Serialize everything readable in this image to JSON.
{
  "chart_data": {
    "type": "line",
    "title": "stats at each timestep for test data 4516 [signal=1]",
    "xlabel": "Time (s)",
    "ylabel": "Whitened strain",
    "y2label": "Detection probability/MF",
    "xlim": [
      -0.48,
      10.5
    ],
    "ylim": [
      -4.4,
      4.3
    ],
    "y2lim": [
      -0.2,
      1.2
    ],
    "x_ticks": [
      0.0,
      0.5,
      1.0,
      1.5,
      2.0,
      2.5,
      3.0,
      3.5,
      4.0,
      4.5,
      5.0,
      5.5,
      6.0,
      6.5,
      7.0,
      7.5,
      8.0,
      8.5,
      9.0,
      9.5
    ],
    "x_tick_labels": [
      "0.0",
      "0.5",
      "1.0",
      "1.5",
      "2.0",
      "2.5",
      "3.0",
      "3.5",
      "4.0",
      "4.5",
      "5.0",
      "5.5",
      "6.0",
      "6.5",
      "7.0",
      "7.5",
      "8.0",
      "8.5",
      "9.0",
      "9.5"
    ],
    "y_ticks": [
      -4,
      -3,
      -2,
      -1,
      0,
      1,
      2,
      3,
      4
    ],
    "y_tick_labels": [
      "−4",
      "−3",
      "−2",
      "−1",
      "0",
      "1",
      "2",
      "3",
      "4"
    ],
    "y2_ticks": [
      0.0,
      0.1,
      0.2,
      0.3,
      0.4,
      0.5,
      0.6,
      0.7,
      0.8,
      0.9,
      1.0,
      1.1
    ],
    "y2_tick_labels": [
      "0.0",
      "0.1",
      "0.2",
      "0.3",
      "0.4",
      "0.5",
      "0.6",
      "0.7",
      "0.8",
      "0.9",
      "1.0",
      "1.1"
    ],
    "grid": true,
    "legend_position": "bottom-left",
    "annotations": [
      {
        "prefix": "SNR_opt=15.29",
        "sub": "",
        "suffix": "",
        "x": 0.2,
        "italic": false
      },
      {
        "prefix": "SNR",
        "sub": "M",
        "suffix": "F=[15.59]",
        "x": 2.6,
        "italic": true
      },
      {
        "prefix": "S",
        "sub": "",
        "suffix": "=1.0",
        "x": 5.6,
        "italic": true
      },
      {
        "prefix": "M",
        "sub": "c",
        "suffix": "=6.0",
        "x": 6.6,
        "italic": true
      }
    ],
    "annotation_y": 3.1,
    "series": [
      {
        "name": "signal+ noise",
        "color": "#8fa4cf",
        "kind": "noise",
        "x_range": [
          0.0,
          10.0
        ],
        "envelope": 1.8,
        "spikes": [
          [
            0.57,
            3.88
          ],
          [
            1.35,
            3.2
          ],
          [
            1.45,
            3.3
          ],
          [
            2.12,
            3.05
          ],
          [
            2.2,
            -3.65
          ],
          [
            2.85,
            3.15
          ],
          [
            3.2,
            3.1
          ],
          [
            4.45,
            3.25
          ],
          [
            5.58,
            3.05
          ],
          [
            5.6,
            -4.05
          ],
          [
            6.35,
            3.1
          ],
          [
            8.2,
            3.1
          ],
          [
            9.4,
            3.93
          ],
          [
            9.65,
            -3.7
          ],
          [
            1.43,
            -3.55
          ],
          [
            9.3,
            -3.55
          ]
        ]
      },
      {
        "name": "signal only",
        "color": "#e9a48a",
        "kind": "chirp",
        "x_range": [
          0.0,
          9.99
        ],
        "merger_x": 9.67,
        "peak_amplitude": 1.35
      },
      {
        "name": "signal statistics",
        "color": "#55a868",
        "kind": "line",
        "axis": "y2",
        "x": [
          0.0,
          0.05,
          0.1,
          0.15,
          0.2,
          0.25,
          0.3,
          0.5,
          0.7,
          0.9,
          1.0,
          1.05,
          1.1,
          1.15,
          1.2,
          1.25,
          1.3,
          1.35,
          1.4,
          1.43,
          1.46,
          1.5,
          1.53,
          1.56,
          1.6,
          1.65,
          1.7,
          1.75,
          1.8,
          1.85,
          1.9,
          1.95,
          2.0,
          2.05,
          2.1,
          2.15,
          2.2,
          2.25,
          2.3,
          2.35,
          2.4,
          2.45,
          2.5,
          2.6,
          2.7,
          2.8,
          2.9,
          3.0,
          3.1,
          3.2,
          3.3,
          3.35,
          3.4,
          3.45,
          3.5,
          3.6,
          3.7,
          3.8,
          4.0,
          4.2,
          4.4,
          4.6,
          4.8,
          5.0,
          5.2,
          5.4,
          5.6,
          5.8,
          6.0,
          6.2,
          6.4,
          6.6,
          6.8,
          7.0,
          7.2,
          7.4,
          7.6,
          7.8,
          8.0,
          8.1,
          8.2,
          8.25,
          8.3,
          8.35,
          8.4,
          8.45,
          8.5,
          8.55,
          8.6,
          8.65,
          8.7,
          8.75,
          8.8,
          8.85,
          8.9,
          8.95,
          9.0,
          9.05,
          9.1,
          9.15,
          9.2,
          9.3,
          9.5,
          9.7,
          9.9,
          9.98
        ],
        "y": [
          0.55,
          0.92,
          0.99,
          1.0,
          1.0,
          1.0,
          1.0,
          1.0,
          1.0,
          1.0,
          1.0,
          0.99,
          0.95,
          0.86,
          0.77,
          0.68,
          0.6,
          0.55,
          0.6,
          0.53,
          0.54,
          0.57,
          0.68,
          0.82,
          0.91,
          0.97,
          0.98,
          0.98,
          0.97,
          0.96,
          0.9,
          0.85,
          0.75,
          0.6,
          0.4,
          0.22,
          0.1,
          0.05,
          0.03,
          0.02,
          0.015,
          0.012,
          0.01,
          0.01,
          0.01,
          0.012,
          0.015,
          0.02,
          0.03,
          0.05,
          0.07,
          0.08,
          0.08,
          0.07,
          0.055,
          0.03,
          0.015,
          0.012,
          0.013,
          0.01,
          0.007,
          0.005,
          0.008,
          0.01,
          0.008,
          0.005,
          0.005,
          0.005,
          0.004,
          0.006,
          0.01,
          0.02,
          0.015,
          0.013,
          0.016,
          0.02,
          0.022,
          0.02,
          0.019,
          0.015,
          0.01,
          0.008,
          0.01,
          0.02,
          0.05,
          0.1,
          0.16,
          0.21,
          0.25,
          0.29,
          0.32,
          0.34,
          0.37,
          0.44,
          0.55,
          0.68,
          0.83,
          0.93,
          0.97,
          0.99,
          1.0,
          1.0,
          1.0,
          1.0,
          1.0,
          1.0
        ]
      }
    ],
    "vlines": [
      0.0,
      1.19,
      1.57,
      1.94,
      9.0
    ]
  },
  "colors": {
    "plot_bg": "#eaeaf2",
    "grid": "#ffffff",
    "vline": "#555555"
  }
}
_ _ _
■ Aim
Look through the material and copy each line that has "signal".

■ Problem solution
    "title": "stats at each timestep for test data 4516 [signal=1]",
        "name": "signal+ noise",
        "name": "signal only",
        "name": "signal statistics",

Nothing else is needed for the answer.